*EXERCISE INSTRUCTIONS*
Count how many lines include "además" and answer with that number only.

==== EXTRACTED RECORDS

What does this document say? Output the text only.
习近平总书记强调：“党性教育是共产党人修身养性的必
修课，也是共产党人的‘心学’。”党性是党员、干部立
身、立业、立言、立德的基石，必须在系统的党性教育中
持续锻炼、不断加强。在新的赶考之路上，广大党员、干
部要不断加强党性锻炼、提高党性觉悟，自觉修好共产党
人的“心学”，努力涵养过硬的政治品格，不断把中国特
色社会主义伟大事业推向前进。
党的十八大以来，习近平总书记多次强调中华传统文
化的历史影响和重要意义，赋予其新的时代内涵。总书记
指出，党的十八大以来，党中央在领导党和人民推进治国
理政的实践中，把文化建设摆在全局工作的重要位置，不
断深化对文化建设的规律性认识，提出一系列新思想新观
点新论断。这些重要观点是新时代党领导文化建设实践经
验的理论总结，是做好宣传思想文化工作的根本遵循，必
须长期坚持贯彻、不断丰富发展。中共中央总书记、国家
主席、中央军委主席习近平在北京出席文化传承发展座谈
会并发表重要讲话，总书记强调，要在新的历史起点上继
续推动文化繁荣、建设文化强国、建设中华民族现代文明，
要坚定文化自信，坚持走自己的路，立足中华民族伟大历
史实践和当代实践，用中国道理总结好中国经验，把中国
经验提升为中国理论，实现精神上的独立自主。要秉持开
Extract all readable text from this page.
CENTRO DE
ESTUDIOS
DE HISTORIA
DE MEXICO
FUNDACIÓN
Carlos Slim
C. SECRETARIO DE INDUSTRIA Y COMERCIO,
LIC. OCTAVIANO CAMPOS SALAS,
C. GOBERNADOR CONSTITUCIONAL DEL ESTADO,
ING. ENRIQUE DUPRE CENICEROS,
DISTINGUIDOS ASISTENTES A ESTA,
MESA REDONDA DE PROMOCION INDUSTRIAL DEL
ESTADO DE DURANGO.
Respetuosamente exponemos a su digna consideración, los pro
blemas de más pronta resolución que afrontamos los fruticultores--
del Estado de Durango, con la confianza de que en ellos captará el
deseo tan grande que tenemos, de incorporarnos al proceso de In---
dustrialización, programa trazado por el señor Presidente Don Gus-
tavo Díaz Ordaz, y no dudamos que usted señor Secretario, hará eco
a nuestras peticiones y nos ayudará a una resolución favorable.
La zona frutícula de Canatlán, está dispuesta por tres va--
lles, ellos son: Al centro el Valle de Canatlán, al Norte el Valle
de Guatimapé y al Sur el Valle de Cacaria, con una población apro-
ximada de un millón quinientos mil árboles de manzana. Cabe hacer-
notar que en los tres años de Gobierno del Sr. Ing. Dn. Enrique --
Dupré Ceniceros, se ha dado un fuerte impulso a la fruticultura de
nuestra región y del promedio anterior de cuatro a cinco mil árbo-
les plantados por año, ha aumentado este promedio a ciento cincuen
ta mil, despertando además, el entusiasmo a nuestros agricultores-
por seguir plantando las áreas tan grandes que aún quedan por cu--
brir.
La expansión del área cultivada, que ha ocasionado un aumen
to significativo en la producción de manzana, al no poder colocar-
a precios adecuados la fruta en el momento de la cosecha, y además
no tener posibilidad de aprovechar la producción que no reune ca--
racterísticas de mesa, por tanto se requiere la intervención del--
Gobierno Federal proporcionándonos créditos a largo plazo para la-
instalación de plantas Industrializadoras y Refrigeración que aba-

========

*THE SOLUTION*
2